Aim: Your task is to output all the records below, word for word.

Data rows:
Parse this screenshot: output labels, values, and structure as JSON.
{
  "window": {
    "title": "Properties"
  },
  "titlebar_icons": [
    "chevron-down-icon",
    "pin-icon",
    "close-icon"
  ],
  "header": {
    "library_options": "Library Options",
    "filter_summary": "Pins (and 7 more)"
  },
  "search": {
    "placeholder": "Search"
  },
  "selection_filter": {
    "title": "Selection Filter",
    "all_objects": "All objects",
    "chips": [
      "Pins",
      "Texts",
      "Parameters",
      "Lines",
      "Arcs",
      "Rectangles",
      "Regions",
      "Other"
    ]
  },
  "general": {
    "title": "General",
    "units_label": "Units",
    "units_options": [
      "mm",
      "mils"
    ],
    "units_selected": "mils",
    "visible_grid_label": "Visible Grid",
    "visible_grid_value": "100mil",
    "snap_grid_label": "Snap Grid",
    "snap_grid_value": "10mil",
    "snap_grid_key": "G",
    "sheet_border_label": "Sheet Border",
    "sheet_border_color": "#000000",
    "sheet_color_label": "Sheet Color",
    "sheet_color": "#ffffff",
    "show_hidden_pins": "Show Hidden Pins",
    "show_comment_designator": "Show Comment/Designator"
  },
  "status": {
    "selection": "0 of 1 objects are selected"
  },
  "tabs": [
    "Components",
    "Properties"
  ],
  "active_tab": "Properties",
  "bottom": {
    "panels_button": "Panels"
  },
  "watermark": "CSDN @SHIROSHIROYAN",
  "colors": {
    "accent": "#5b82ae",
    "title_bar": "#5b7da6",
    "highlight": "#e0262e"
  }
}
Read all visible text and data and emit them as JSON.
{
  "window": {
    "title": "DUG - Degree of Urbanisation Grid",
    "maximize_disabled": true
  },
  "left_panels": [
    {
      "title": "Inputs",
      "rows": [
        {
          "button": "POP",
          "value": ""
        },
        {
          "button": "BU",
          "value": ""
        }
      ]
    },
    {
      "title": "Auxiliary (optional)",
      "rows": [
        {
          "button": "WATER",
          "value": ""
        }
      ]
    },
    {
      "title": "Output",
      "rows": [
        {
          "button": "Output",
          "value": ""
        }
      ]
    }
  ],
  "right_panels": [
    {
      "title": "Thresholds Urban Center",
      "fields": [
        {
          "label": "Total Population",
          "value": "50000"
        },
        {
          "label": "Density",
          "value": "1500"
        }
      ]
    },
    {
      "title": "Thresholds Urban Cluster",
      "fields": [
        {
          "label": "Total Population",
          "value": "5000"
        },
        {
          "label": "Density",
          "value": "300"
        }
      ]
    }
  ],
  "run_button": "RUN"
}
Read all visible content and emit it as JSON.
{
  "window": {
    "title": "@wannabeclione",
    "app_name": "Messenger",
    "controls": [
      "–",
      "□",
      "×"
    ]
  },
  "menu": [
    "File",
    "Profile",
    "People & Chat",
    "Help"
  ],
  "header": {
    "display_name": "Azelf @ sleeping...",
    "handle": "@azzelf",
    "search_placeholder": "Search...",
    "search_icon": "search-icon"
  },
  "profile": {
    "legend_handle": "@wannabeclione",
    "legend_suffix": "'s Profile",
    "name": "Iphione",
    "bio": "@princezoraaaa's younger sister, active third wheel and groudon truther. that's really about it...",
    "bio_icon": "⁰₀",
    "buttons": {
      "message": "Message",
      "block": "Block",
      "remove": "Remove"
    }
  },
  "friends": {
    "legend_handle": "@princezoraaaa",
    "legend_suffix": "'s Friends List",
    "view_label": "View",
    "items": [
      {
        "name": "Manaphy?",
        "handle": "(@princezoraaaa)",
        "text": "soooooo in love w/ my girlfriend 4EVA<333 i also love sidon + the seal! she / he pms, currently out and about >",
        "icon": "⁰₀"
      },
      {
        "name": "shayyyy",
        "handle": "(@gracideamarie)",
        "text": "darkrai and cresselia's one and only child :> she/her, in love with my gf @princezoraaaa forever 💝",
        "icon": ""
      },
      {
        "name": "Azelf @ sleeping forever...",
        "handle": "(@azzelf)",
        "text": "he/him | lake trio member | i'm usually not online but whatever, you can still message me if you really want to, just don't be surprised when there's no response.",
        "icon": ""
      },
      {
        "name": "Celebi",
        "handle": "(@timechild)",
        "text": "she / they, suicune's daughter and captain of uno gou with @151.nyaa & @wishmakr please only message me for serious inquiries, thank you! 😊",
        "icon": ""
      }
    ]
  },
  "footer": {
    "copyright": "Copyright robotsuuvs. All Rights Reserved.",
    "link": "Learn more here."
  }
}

Exercise output:
Parse this screenshot: output labels, values, and structure as JSON.
{
  "window": {
    "title": "Properties"
  },
  "titlebar_icons": [
    "chevron-down-icon",
    "pin-icon",
    "close-icon"
  ],
  "header": {
    "library_options": "Library Options",
    "filter_summary": "Pins (and 7 more)"
  },
  "search": {
    "placeholder": "Search"
  },
  "selection_filter": {
    "title": "Selection Filter",
    "all_objects": "All objects",
    "chips": [
      "Pins",
      "Texts",
      "Parameters",
      "Lines",
      "Arcs",
      "Rectangles",
      "Regions",
      "Other"
    ]
  },
  "general": {
    "title": "General",
    "units_label": "Units",
    "units_options": [
      "mm",
      "mils"
    ],
    "units_selected": "mils",
    "visible_grid_label": "Visible Grid",
    "visible_grid_value": "100mil",
    "snap_grid_label": "Snap Grid",
    "snap_grid_value": "10mil",
    "snap_grid_key": "G",
    "sheet_border_label": "Sheet Border",
    "sheet_border_color": "#000000",
    "sheet_color_label": "Sheet Color",
    "sheet_color": "#ffffff",
    "show_hidden_pins": "Show Hidden Pins",
    "show_comment_designator": "Show Comment/Designator"
  },
  "status": {
    "selection": "0 of 1 objects are selected"
  },
  "tabs": [
    "Components",
    "Properties"
  ],
  "active_tab": "Properties",
  "bottom": {
    "panels_button": "Panels"
  },
  "watermark": "CSDN @SHIROSHIROYAN",
  "colors": {
    "accent": "#5b82ae",
    "title_bar": "#5b7da6",
    "highlight": "#e0262e"
  }
}
Read all visible text and data and emit them as JSON.
{
  "window": {
    "title": "DUG - Degree of Urbanisation Grid",
    "maximize_disabled": true
  },
  "left_panels": [
    {
      "title": "Inputs",
      "rows": [
        {
          "button": "POP",
          "value": ""
        },
        {
          "button": "BU",
          "value": ""
        }
      ]
    },
    {
      "title": "Auxiliary (optional)",
      "rows": [
        {
          "button": "WATER",
          "value": ""
        }
      ]
    },
    {
      "title": "Output",
      "rows": [
        {
          "button": "Output",
          "value": ""
        }
      ]
    }
  ],
  "right_panels": [
    {
      "title": "Thresholds Urban Center",
      "fields": [
        {
          "label": "Total Population",
          "value": "50000"
        },
        {
          "label": "Density",
          "value": "1500"
        }
      ]
    },
    {
      "title": "Thresholds Urban Cluster",
      "fields": [
        {
          "label": "Total Population",
          "value": "5000"
        },
        {
          "label": "Density",
          "value": "300"
        }
      ]
    }
  ],
  "run_button": "RUN"
}
Read all visible content and emit it as JSON.
{
  "window": {
    "title": "@wannabeclione",
    "app_name": "Messenger",
    "controls": [
      "–",
      "□",
      "×"
    ]
  },
  "menu": [
    "File",
    "Profile",
    "People & Chat",
    "Help"
  ],
  "header": {
    "display_name": "Azelf @ sleeping...",
    "handle": "@azzelf",
    "search_placeholder": "Search...",
    "search_icon": "search-icon"
  },
  "profile": {
    "legend_handle": "@wannabeclione",
    "legend_suffix": "'s Profile",
    "name": "Iphione",
    "bio": "@princezoraaaa's younger sister, active third wheel and groudon truther. that's really about it...",
    "bio_icon": "⁰₀",
    "buttons": {
      "message": "Message",
      "block": "Block",
      "remove": "Remove"
    }
  },
  "friends": {
    "legend_handle": "@princezoraaaa",
    "legend_suffix": "'s Friends List",
    "view_label": "View",
    "items": [
      {
        "name": "Manaphy?",
        "handle": "(@princezoraaaa)",
        "text": "soooooo in love w/ my girlfriend 4EVA<333 i also love sidon + the seal! she / he pms, currently out and about >",
        "icon": "⁰₀"
      },
      {
        "name": "shayyyy",
        "handle": "(@gracideamarie)",
        "text": "darkrai and cresselia's one and only child :> she/her, in love with my gf @princezoraaaa forever 💝",
        "icon": ""
      },
      {
        "name": "Azelf @ sleeping forever...",
        "handle": "(@azzelf)",
        "text": "he/him | lake trio member | i'm usually not online but whatever, you can still message me if you really want to, just don't be surprised when there's no response.",
        "icon": ""
      },
      {
        "name": "Celebi",
        "handle": "(@timechild)",
        "text": "she / they, suicune's daughter and captain of uno gou with @151.nyaa & @wishmakr please only message me for serious inquiries, thank you! 😊",
        "icon": ""
      }
    ]
  },
  "footer": {
    "copyright": "Copyright robotsuuvs. All Rights Reserved.",
    "link": "Learn more here."
  }
}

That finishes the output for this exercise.